| WHAT THE TASK REQUIRES |
Go through the lines below and copy each one that holds the string "Irving".

######

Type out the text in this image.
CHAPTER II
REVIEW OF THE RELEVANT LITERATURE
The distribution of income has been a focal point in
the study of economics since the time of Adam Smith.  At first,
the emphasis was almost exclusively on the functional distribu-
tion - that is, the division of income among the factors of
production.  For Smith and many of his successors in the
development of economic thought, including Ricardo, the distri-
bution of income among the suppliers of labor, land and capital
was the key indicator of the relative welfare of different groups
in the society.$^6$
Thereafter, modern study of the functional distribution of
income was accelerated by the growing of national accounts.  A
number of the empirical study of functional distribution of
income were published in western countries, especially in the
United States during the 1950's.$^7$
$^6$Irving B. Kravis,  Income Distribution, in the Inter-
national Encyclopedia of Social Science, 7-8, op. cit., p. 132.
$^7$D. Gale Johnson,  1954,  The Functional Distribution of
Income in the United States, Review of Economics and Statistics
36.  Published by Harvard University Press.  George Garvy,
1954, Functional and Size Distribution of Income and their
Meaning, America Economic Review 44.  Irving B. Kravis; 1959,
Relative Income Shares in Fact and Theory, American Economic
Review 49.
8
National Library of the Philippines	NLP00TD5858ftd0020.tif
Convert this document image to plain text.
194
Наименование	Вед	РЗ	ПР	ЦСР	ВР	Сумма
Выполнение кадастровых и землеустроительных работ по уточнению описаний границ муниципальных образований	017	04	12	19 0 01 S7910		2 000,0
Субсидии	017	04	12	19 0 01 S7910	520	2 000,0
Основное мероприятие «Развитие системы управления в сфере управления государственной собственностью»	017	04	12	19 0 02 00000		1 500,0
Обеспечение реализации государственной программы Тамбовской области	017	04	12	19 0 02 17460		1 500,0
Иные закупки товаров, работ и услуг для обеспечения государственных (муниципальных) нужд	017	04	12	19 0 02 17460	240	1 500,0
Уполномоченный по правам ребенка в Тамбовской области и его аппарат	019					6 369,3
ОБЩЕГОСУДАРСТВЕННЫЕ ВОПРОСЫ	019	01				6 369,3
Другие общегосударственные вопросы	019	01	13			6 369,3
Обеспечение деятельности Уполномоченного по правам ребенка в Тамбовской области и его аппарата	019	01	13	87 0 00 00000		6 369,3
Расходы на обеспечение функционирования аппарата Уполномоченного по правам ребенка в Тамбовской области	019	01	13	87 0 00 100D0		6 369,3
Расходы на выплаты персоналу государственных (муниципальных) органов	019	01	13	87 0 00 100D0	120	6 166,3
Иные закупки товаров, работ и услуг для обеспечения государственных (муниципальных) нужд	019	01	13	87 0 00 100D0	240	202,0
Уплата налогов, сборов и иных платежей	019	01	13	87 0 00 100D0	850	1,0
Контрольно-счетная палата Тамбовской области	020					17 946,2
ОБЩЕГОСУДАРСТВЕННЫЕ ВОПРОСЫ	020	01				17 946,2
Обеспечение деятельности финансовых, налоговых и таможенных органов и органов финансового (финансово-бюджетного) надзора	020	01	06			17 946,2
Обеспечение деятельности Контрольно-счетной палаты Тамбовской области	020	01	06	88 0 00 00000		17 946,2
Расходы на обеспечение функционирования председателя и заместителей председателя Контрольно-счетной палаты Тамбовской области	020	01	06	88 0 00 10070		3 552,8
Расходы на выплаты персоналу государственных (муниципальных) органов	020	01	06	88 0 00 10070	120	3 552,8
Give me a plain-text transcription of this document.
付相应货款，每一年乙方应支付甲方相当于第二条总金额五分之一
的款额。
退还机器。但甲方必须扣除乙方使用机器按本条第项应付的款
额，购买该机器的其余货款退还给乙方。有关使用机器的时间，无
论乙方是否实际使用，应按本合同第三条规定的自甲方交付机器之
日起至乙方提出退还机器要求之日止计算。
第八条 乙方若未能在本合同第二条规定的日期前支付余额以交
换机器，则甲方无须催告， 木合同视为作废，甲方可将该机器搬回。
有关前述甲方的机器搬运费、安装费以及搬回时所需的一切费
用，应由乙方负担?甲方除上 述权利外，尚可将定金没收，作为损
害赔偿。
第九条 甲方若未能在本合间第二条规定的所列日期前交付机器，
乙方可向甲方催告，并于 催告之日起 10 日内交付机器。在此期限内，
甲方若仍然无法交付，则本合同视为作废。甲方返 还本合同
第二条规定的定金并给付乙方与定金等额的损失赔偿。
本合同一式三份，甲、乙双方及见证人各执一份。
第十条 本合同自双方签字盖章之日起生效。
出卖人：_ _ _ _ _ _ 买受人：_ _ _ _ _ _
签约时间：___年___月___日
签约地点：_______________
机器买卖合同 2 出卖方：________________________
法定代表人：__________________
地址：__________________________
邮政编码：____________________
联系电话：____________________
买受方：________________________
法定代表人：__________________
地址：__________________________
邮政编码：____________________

######

| THE SOLUTION |
$^6$Irving B. Kravis,  Income Distribution, in the Inter-
Meaning, America Economic Review 44.  Irving B. Kravis; 1959,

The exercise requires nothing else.